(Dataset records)
******

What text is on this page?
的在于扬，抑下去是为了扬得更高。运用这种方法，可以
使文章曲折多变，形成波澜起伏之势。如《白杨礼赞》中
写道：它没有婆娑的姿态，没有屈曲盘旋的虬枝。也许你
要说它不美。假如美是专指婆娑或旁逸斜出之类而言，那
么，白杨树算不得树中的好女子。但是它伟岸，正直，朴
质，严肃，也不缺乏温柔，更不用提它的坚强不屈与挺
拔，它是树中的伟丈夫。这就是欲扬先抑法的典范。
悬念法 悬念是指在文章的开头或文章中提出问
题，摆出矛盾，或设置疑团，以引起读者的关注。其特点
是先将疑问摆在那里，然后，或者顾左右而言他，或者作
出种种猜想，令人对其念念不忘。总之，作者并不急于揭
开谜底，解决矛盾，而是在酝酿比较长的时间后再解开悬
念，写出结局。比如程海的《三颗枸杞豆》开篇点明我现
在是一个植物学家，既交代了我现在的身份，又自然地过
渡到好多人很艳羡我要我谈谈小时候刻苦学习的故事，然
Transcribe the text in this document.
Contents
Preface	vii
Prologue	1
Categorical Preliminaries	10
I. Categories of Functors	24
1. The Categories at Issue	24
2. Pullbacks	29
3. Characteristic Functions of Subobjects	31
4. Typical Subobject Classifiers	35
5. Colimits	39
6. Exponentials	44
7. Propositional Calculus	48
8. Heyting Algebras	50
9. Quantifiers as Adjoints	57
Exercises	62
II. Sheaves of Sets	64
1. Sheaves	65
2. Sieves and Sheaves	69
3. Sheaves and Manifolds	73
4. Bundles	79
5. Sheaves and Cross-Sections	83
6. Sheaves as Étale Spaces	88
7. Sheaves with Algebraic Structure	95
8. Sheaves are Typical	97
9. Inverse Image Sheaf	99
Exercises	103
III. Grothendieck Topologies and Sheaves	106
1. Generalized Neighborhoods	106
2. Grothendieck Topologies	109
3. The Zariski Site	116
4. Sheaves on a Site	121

******

The data above must be returned in full, exactly as written.

What text is on this page?
的在于扬，抑下去是为了扬得更高。运用这种方法，可以
使文章曲折多变，形成波澜起伏之势。如《白杨礼赞》中
写道：它没有婆娑的姿态，没有屈曲盘旋的虬枝。也许你
要说它不美。假如美是专指婆娑或旁逸斜出之类而言，那
么，白杨树算不得树中的好女子。但是它伟岸，正直，朴
质，严肃，也不缺乏温柔，更不用提它的坚强不屈与挺
拔，它是树中的伟丈夫。这就是欲扬先抑法的典范。
悬念法 悬念是指在文章的开头或文章中提出问
题，摆出矛盾，或设置疑团，以引起读者的关注。其特点
是先将疑问摆在那里，然后，或者顾左右而言他，或者作
出种种猜想，令人对其念念不忘。总之，作者并不急于揭
开谜底，解决矛盾，而是在酝酿比较长的时间后再解开悬
念，写出结局。比如程海的《三颗枸杞豆》开篇点明我现
在是一个植物学家，既交代了我现在的身份，又自然地过
渡到好多人很艳羡我要我谈谈小时候刻苦学习的故事，然
Transcribe the text in this document.
Contents
Preface	vii
Prologue	1
Categorical Preliminaries	10
I. Categories of Functors	24
1. The Categories at Issue	24
2. Pullbacks	29
3. Characteristic Functions of Subobjects	31
4. Typical Subobject Classifiers	35
5. Colimits	39
6. Exponentials	44
7. Propositional Calculus	48
8. Heyting Algebras	50
9. Quantifiers as Adjoints	57
Exercises	62
II. Sheaves of Sets	64
1. Sheaves	65
2. Sieves and Sheaves	69
3. Sheaves and Manifolds	73
4. Bundles	79
5. Sheaves and Cross-Sections	83
6. Sheaves as Étale Spaces	88
7. Sheaves with Algebraic Structure	95
8. Sheaves are Typical	97
9. Inverse Image Sheaf	99
Exercises	103
III. Grothendieck Topologies and Sheaves	106
1. Generalized Neighborhoods	106
2. Grothendieck Topologies	109
3. The Zariski Site	116
4. Sheaves on a Site	121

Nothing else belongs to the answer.